Data records:

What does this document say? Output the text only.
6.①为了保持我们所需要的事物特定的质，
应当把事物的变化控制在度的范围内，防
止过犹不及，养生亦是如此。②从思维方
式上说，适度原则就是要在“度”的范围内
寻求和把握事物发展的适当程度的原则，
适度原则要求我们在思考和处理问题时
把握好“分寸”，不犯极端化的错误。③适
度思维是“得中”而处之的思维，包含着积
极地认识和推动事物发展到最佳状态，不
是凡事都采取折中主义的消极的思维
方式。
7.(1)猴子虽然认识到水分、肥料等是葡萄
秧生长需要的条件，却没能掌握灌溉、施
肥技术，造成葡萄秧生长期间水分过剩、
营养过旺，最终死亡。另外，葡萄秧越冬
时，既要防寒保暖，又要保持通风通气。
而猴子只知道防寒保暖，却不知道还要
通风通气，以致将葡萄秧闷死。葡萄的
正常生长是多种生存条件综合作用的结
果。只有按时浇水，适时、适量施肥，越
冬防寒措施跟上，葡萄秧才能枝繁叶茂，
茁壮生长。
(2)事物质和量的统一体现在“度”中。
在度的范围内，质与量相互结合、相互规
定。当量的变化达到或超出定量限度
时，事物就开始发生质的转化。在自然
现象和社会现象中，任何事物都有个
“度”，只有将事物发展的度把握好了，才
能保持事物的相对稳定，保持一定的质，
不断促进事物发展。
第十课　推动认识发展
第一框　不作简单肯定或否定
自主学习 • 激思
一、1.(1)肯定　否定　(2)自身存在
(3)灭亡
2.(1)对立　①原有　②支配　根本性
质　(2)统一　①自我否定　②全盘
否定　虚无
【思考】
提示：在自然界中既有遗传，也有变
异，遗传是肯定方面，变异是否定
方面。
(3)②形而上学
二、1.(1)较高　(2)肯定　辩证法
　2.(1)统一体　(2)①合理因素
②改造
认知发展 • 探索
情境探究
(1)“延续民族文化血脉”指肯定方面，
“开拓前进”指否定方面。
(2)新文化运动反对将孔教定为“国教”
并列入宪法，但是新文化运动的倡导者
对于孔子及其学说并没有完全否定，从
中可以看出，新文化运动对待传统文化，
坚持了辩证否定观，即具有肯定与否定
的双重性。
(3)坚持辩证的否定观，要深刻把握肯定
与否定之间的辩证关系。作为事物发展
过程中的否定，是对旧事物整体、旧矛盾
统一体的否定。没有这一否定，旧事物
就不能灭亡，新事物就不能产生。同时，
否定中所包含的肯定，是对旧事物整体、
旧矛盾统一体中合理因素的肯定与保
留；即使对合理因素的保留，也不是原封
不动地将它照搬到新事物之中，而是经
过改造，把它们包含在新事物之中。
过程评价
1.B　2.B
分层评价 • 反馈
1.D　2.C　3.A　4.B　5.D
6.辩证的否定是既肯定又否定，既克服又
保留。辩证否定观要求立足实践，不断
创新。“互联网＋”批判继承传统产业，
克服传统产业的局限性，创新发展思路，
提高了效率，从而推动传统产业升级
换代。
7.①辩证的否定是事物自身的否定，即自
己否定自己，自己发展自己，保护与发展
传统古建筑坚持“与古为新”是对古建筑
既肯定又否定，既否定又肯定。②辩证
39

◆ Challenge: Would you write down every record again, exactly?

◆ Finished answer:
What does this document say? Output the text only.
6.①为了保持我们所需要的事物特定的质，
应当把事物的变化控制在度的范围内，防
止过犹不及，养生亦是如此。②从思维方
式上说，适度原则就是要在“度”的范围内
寻求和把握事物发展的适当程度的原则，
适度原则要求我们在思考和处理问题时
把握好“分寸”，不犯极端化的错误。③适
度思维是“得中”而处之的思维，包含着积
极地认识和推动事物发展到最佳状态，不
是凡事都采取折中主义的消极的思维
方式。
7.(1)猴子虽然认识到水分、肥料等是葡萄
秧生长需要的条件，却没能掌握灌溉、施
肥技术，造成葡萄秧生长期间水分过剩、
营养过旺，最终死亡。另外，葡萄秧越冬
时，既要防寒保暖，又要保持通风通气。
而猴子只知道防寒保暖，却不知道还要
通风通气，以致将葡萄秧闷死。葡萄的
正常生长是多种生存条件综合作用的结
果。只有按时浇水，适时、适量施肥，越
冬防寒措施跟上，葡萄秧才能枝繁叶茂，
茁壮生长。
(2)事物质和量的统一体现在“度”中。
在度的范围内，质与量相互结合、相互规
定。当量的变化达到或超出定量限度
时，事物就开始发生质的转化。在自然
现象和社会现象中，任何事物都有个
“度”，只有将事物发展的度把握好了，才
能保持事物的相对稳定，保持一定的质，
不断促进事物发展。
第十课　推动认识发展
第一框　不作简单肯定或否定
自主学习 • 激思
一、1.(1)肯定　否定　(2)自身存在
(3)灭亡
2.(1)对立　①原有　②支配　根本性
质　(2)统一　①自我否定　②全盘
否定　虚无
【思考】
提示：在自然界中既有遗传，也有变
异，遗传是肯定方面，变异是否定
方面。
(3)②形而上学
二、1.(1)较高　(2)肯定　辩证法
　2.(1)统一体　(2)①合理因素
②改造
认知发展 • 探索
情境探究
(1)“延续民族文化血脉”指肯定方面，
“开拓前进”指否定方面。
(2)新文化运动反对将孔教定为“国教”
并列入宪法，但是新文化运动的倡导者
对于孔子及其学说并没有完全否定，从
中可以看出，新文化运动对待传统文化，
坚持了辩证否定观，即具有肯定与否定
的双重性。
(3)坚持辩证的否定观，要深刻把握肯定
与否定之间的辩证关系。作为事物发展
过程中的否定，是对旧事物整体、旧矛盾
统一体的否定。没有这一否定，旧事物
就不能灭亡，新事物就不能产生。同时，
否定中所包含的肯定，是对旧事物整体、
旧矛盾统一体中合理因素的肯定与保
留；即使对合理因素的保留，也不是原封
不动地将它照搬到新事物之中，而是经
过改造，把它们包含在新事物之中。
过程评价
1.B　2.B
分层评价 • 反馈
1.D　2.C　3.A　4.B　5.D
6.辩证的否定是既肯定又否定，既克服又
保留。辩证否定观要求立足实践，不断
创新。“互联网＋”批判继承传统产业，
克服传统产业的局限性，创新发展思路，
提高了效率，从而推动传统产业升级
换代。
7.①辩证的否定是事物自身的否定，即自
己否定自己，自己发展自己，保护与发展
传统古建筑坚持“与古为新”是对古建筑
既肯定又否定，既否定又肯定。②辩证
39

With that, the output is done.